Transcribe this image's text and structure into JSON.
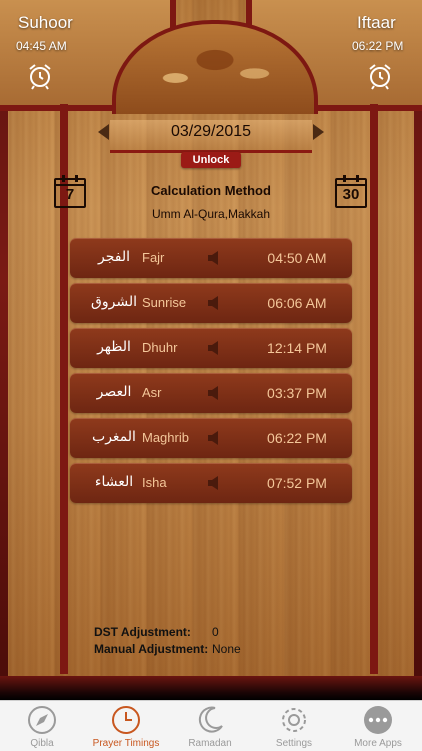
{
  "suhoor": {
    "label": "Suhoor",
    "time": "04:45 AM"
  },
  "iftaar": {
    "label": "Iftaar",
    "time": "06:22 PM"
  },
  "date": {
    "value": "03/29/2015",
    "unlock_label": "Unlock"
  },
  "calendar": {
    "left_day": "7",
    "right_day": "30"
  },
  "calculation": {
    "title": "Calculation Method",
    "value": "Umm Al-Qura,Makkah"
  },
  "prayers": [
    {
      "arabic": "الفجر",
      "name": "Fajr",
      "time": "04:50 AM"
    },
    {
      "arabic": "الشروق",
      "name": "Sunrise",
      "time": "06:06 AM"
    },
    {
      "arabic": "الظهر",
      "name": "Dhuhr",
      "time": "12:14 PM"
    },
    {
      "arabic": "العصر",
      "name": "Asr",
      "time": "03:37 PM"
    },
    {
      "arabic": "المغرب",
      "name": "Maghrib",
      "time": "06:22 PM"
    },
    {
      "arabic": "العشاء",
      "name": "Isha",
      "time": "07:52 PM"
    }
  ],
  "adjustments": {
    "dst_label": "DST Adjustment:",
    "dst_value": "0",
    "manual_label": "Manual Adjustment:",
    "manual_value": "None"
  },
  "tabs": [
    {
      "label": "Qibla",
      "icon": "compass-icon",
      "active": false
    },
    {
      "label": "Prayer Timings",
      "icon": "clock-icon",
      "active": true
    },
    {
      "label": "Ramadan",
      "icon": "crescent-moon-icon",
      "active": false
    },
    {
      "label": "Settings",
      "icon": "gear-icon",
      "active": false
    },
    {
      "label": "More Apps",
      "icon": "more-dots-icon",
      "active": false
    }
  ],
  "colors": {
    "accent": "#c8571f",
    "banner_red": "#7d1812",
    "row_brown": "#8f3a1c",
    "row_text": "#f4c79a"
  }
}
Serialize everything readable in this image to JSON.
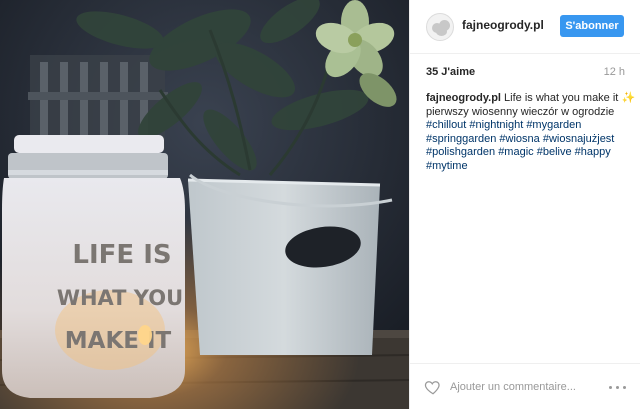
{
  "post": {
    "username": "fajneogrody.pl",
    "follow_label": "S'abonner",
    "likes": "35 J'aime",
    "time": "12 h",
    "caption": {
      "username": "fajneogrody.pl",
      "text": "Life is what you make it",
      "sparkle": "✨",
      "line2": "pierwszy wiosenny wieczór w ogrodzie",
      "hashtag_lines": [
        [
          "#chillout",
          "#nightnight",
          "#mygarden"
        ],
        [
          "#springgarden",
          "#wiosna",
          "#wiosnajużjest"
        ],
        [
          "#polishgarden",
          "#magic",
          "#belive",
          "#happy"
        ],
        [
          "#mytime"
        ]
      ]
    },
    "comment_placeholder": "Ajouter un commentaire...",
    "photo": {
      "lantern_text": [
        "LIFE IS",
        "WHAT YOU",
        "MAKE IT"
      ]
    }
  },
  "colors": {
    "accent": "#3897f0",
    "hashtag": "#003569",
    "muted": "#999999",
    "text": "#262626"
  },
  "icons": {
    "like": "heart-outline-icon",
    "more": "ellipsis-icon"
  }
}
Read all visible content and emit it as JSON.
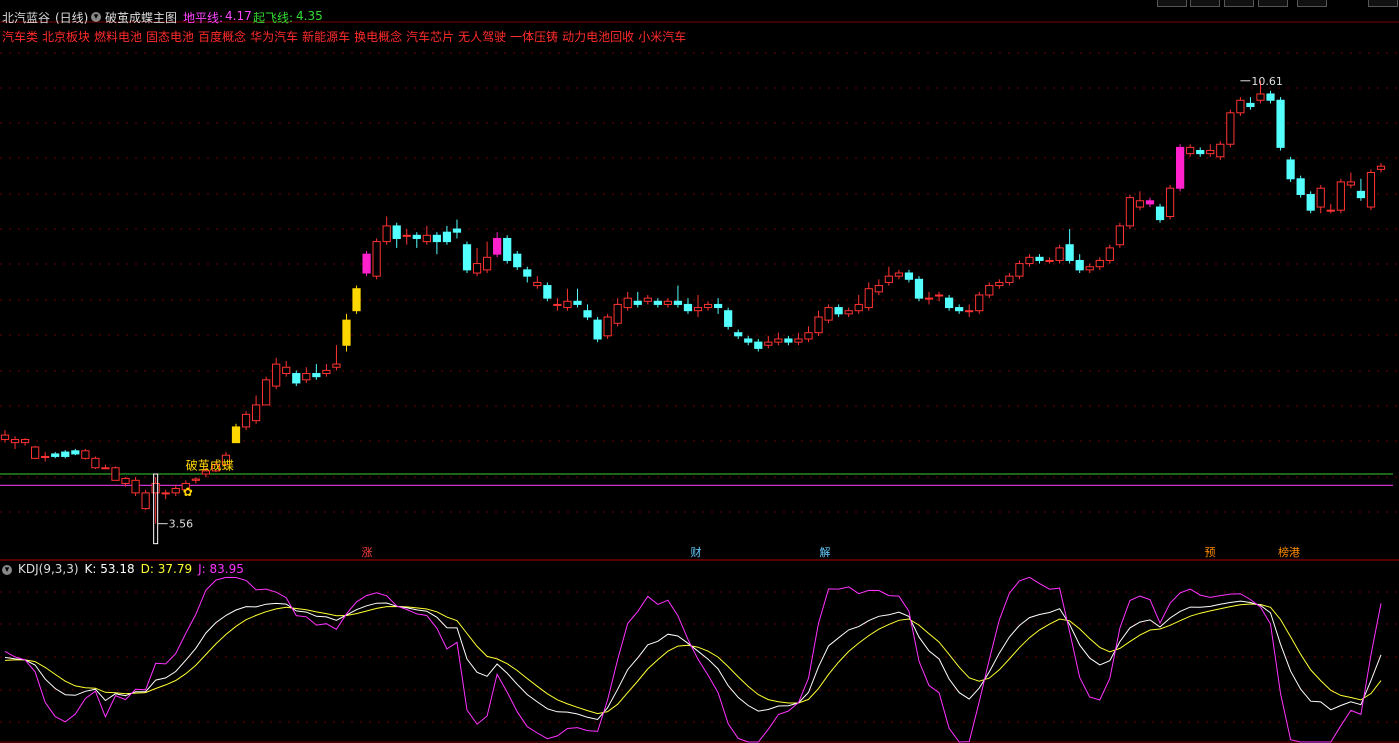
-*-*-
The exercise ▸ Please transcribe the material above exactly as written. Leave the pictures out.

Output for this task ▸
Transcribe this image's text and structure into JSON.
{
  "suhoor": {
    "label": "Suhoor",
    "time": "04:45 AM"
  },
  "iftaar": {
    "label": "Iftaar",
    "time": "06:22 PM"
  },
  "date": {
    "value": "03/29/2015",
    "unlock_label": "Unlock"
  },
  "calendar": {
    "left_day": "7",
    "right_day": "30"
  },
  "calculation": {
    "title": "Calculation Method",
    "value": "Umm Al-Qura,Makkah"
  },
  "prayers": [
    {
      "arabic": "الفجر",
      "name": "Fajr",
      "time": "04:50 AM"
    },
    {
      "arabic": "الشروق",
      "name": "Sunrise",
      "time": "06:06 AM"
    },
    {
      "arabic": "الظهر",
      "name": "Dhuhr",
      "time": "12:14 PM"
    },
    {
      "arabic": "العصر",
      "name": "Asr",
      "time": "03:37 PM"
    },
    {
      "arabic": "المغرب",
      "name": "Maghrib",
      "time": "06:22 PM"
    },
    {
      "arabic": "العشاء",
      "name": "Isha",
      "time": "07:52 PM"
    }
  ],
  "adjustments": {
    "dst_label": "DST Adjustment:",
    "dst_value": "0",
    "manual_label": "Manual Adjustment:",
    "manual_value": "None"
  },
  "tabs": [
    {
      "label": "Qibla",
      "icon": "compass-icon",
      "active": false
    },
    {
      "label": "Prayer Timings",
      "icon": "clock-icon",
      "active": true
    },
    {
      "label": "Ramadan",
      "icon": "crescent-moon-icon",
      "active": false
    },
    {
      "label": "Settings",
      "icon": "gear-icon",
      "active": false
    },
    {
      "label": "More Apps",
      "icon": "more-dots-icon",
      "active": false
    }
  ],
  "colors": {
    "accent": "#c8571f",
    "banner_red": "#7d1812",
    "row_brown": "#8f3a1c",
    "row_text": "#f4c79a"
  }
}
Serialize everything readable in this image to JSON.
{
  "post": {
    "username": "fajneogrody.pl",
    "follow_label": "S'abonner",
    "likes": "35 J'aime",
    "time": "12 h",
    "caption": {
      "username": "fajneogrody.pl",
      "text": "Life is what you make it",
      "sparkle": "✨",
      "line2": "pierwszy wiosenny wieczór w ogrodzie",
      "hashtag_lines": [
        [
          "#chillout",
          "#nightnight",
          "#mygarden"
        ],
        [
          "#springgarden",
          "#wiosna",
          "#wiosnajużjest"
        ],
        [
          "#polishgarden",
          "#magic",
          "#belive",
          "#happy"
        ],
        [
          "#mytime"
        ]
      ]
    },
    "comment_placeholder": "Ajouter un commentaire...",
    "photo": {
      "lantern_text": [
        "LIFE IS",
        "WHAT YOU",
        "MAKE IT"
      ]
    }
  },
  "colors": {
    "accent": "#3897f0",
    "hashtag": "#003569",
    "muted": "#999999",
    "text": "#262626"
  },
  "icons": {
    "like": "heart-outline-icon",
    "more": "ellipsis-icon"
  }
}
Read all visible content and emit it as JSON.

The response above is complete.